DIRECTION: Copy the listing below in full and skip every picture.

RECORDS FOR THE TASK:

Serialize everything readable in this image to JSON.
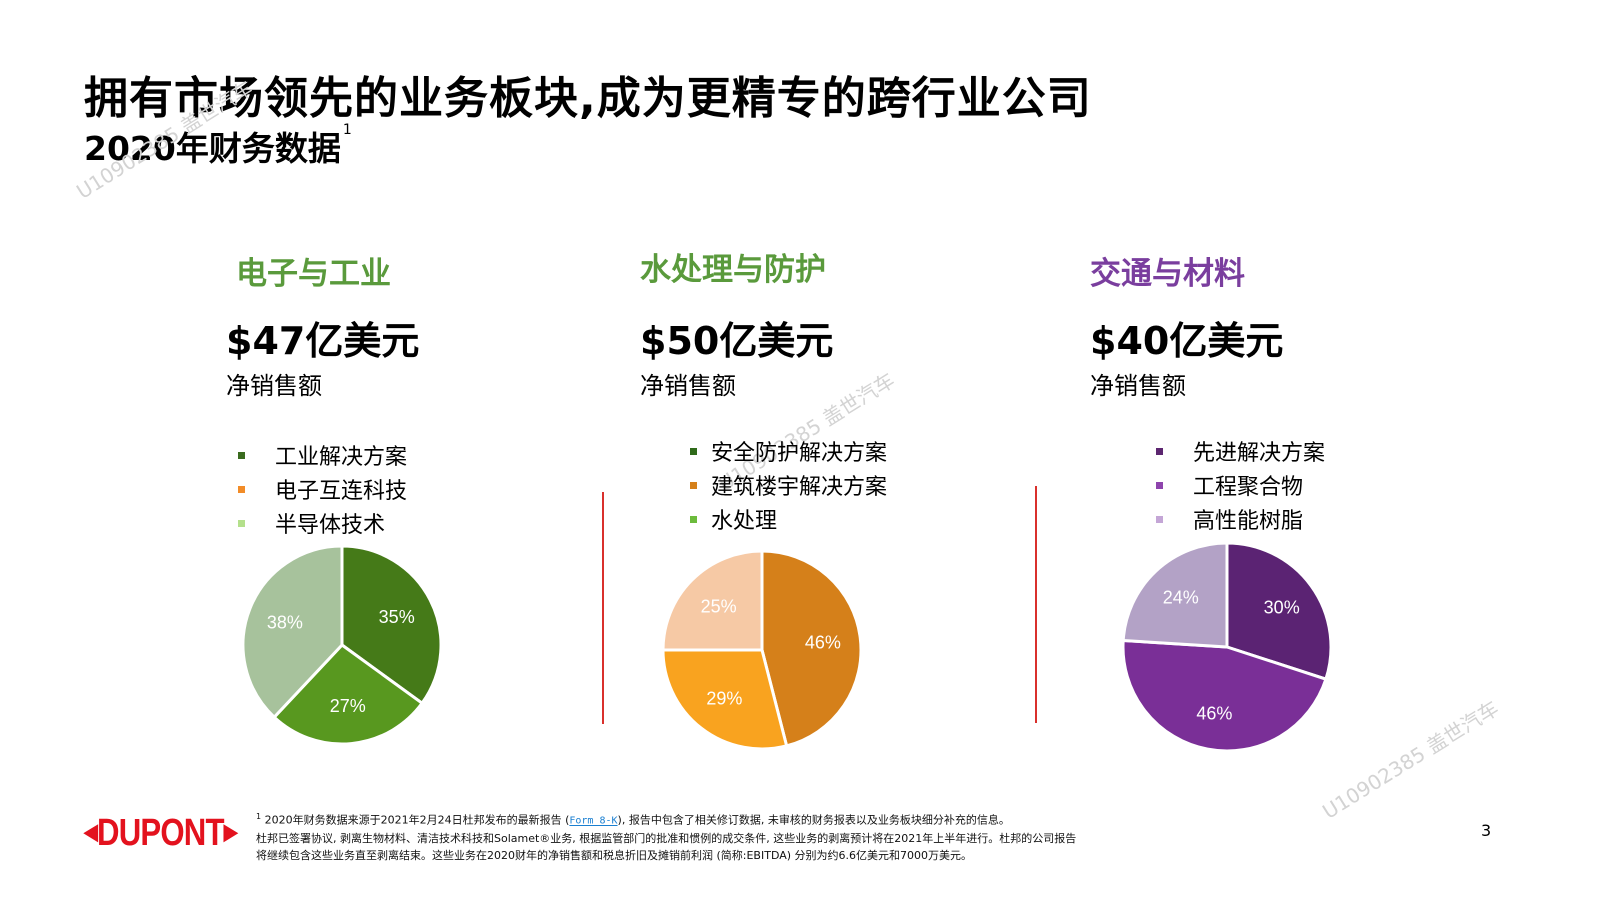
{
  "header": {
    "title": "拥有市场领先的业务板块,成为更精专的跨行业公司",
    "subtitle": "2020年财务数据",
    "footnote_marker": "1"
  },
  "segments": [
    {
      "name": "电子与工业",
      "name_color": "#5a9a3c",
      "value": "$47亿美元",
      "metric": "净销售额",
      "legend": [
        {
          "label": "工业解决方案",
          "color": "#3a6b1e"
        },
        {
          "label": "电子互连科技",
          "color": "#f28c28"
        },
        {
          "label": "半导体技术",
          "color": "#b4e08c"
        }
      ]
    },
    {
      "name": "水处理与防护",
      "name_color": "#5a9a3c",
      "value": "$50亿美元",
      "metric": "净销售额",
      "legend": [
        {
          "label": "安全防护解决方案",
          "color": "#2f6a1a"
        },
        {
          "label": "建筑楼宇解决方案",
          "color": "#d5801a"
        },
        {
          "label": "水处理",
          "color": "#6cbb3c"
        }
      ]
    },
    {
      "name": "交通与材料",
      "name_color": "#7a3e9e",
      "value": "$40亿美元",
      "metric": "净销售额",
      "legend": [
        {
          "label": "先进解决方案",
          "color": "#5c2670"
        },
        {
          "label": "工程聚合物",
          "color": "#8e44ad"
        },
        {
          "label": "高性能树脂",
          "color": "#c4a6d6"
        }
      ]
    }
  ],
  "chart_data": [
    {
      "type": "pie",
      "categories": [
        "工业解决方案",
        "电子互连科技",
        "半导体技术"
      ],
      "values": [
        35,
        27,
        38
      ],
      "labels": [
        "35%",
        "27%",
        "38%"
      ],
      "colors": [
        "#457a18",
        "#58981f",
        "#a7c29c"
      ],
      "label_colors": [
        "#ffffff",
        "#ffffff",
        "#ffffff"
      ]
    },
    {
      "type": "pie",
      "categories": [
        "建筑楼宇解决方案",
        "水处理",
        "安全防护解决方案"
      ],
      "values": [
        46,
        29,
        25
      ],
      "labels": [
        "46%",
        "29%",
        "25%"
      ],
      "colors": [
        "#d5801a",
        "#f9a31f",
        "#f6c9a5"
      ],
      "label_colors": [
        "#ffffff",
        "#ffffff",
        "#ffffff"
      ]
    },
    {
      "type": "pie",
      "categories": [
        "先进解决方案",
        "工程聚合物",
        "高性能树脂"
      ],
      "values": [
        30,
        46,
        24
      ],
      "labels": [
        "30%",
        "46%",
        "24%"
      ],
      "colors": [
        "#5b2373",
        "#7a2f97",
        "#b3a2c6"
      ],
      "label_colors": [
        "#ffffff",
        "#ffffff",
        "#ffffff"
      ]
    }
  ],
  "footer": {
    "marker": "1",
    "line1_pre": "2020年财务数据来源于2021年2月24日杜邦发布的最新报告 (",
    "line1_link": "Form 8-K",
    "line1_post": "), 报告中包含了相关修订数据, 未审核的财务报表以及业务板块细分补充的信息。",
    "line2": "杜邦已签署协议, 剥离生物材料、清洁技术科技和Solamet®业务, 根据监管部门的批准和惯例的成交条件, 这些业务的剥离预计将在2021年上半年进行。杜邦的公司报告",
    "line3": "将继续包含这些业务直至剥离结束。这些业务在2020财年的净销售额和税息折旧及摊销前利润 (简称:EBITDA) 分别为约6.6亿美元和7000万美元。"
  },
  "page_number": "3",
  "logo": {
    "text": "DUPONT",
    "color": "#e3121e"
  },
  "watermarks": [
    "U10902385 盖世汽车",
    "U10902385 盖世汽车",
    "U10902385 盖世汽车"
  ]
}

OUTPUT OF THE EXERCISE:
Serialize everything readable in this image to JSON.
{
  "header": {
    "title": "拥有市场领先的业务板块,成为更精专的跨行业公司",
    "subtitle": "2020年财务数据",
    "footnote_marker": "1"
  },
  "segments": [
    {
      "name": "电子与工业",
      "name_color": "#5a9a3c",
      "value": "$47亿美元",
      "metric": "净销售额",
      "legend": [
        {
          "label": "工业解决方案",
          "color": "#3a6b1e"
        },
        {
          "label": "电子互连科技",
          "color": "#f28c28"
        },
        {
          "label": "半导体技术",
          "color": "#b4e08c"
        }
      ]
    },
    {
      "name": "水处理与防护",
      "name_color": "#5a9a3c",
      "value": "$50亿美元",
      "metric": "净销售额",
      "legend": [
        {
          "label": "安全防护解决方案",
          "color": "#2f6a1a"
        },
        {
          "label": "建筑楼宇解决方案",
          "color": "#d5801a"
        },
        {
          "label": "水处理",
          "color": "#6cbb3c"
        }
      ]
    },
    {
      "name": "交通与材料",
      "name_color": "#7a3e9e",
      "value": "$40亿美元",
      "metric": "净销售额",
      "legend": [
        {
          "label": "先进解决方案",
          "color": "#5c2670"
        },
        {
          "label": "工程聚合物",
          "color": "#8e44ad"
        },
        {
          "label": "高性能树脂",
          "color": "#c4a6d6"
        }
      ]
    }
  ],
  "chart_data": [
    {
      "type": "pie",
      "categories": [
        "工业解决方案",
        "电子互连科技",
        "半导体技术"
      ],
      "values": [
        35,
        27,
        38
      ],
      "labels": [
        "35%",
        "27%",
        "38%"
      ],
      "colors": [
        "#457a18",
        "#58981f",
        "#a7c29c"
      ],
      "label_colors": [
        "#ffffff",
        "#ffffff",
        "#ffffff"
      ]
    },
    {
      "type": "pie",
      "categories": [
        "建筑楼宇解决方案",
        "水处理",
        "安全防护解决方案"
      ],
      "values": [
        46,
        29,
        25
      ],
      "labels": [
        "46%",
        "29%",
        "25%"
      ],
      "colors": [
        "#d5801a",
        "#f9a31f",
        "#f6c9a5"
      ],
      "label_colors": [
        "#ffffff",
        "#ffffff",
        "#ffffff"
      ]
    },
    {
      "type": "pie",
      "categories": [
        "先进解决方案",
        "工程聚合物",
        "高性能树脂"
      ],
      "values": [
        30,
        46,
        24
      ],
      "labels": [
        "30%",
        "46%",
        "24%"
      ],
      "colors": [
        "#5b2373",
        "#7a2f97",
        "#b3a2c6"
      ],
      "label_colors": [
        "#ffffff",
        "#ffffff",
        "#ffffff"
      ]
    }
  ],
  "footer": {
    "marker": "1",
    "line1_pre": "2020年财务数据来源于2021年2月24日杜邦发布的最新报告 (",
    "line1_link": "Form 8-K",
    "line1_post": "), 报告中包含了相关修订数据, 未审核的财务报表以及业务板块细分补充的信息。",
    "line2": "杜邦已签署协议, 剥离生物材料、清洁技术科技和Solamet®业务, 根据监管部门的批准和惯例的成交条件, 这些业务的剥离预计将在2021年上半年进行。杜邦的公司报告",
    "line3": "将继续包含这些业务直至剥离结束。这些业务在2020财年的净销售额和税息折旧及摊销前利润 (简称:EBITDA) 分别为约6.6亿美元和7000万美元。"
  },
  "page_number": "3",
  "logo": {
    "text": "DUPONT",
    "color": "#e3121e"
  },
  "watermarks": [
    "U10902385 盖世汽车",
    "U10902385 盖世汽车",
    "U10902385 盖世汽车"
  ]
}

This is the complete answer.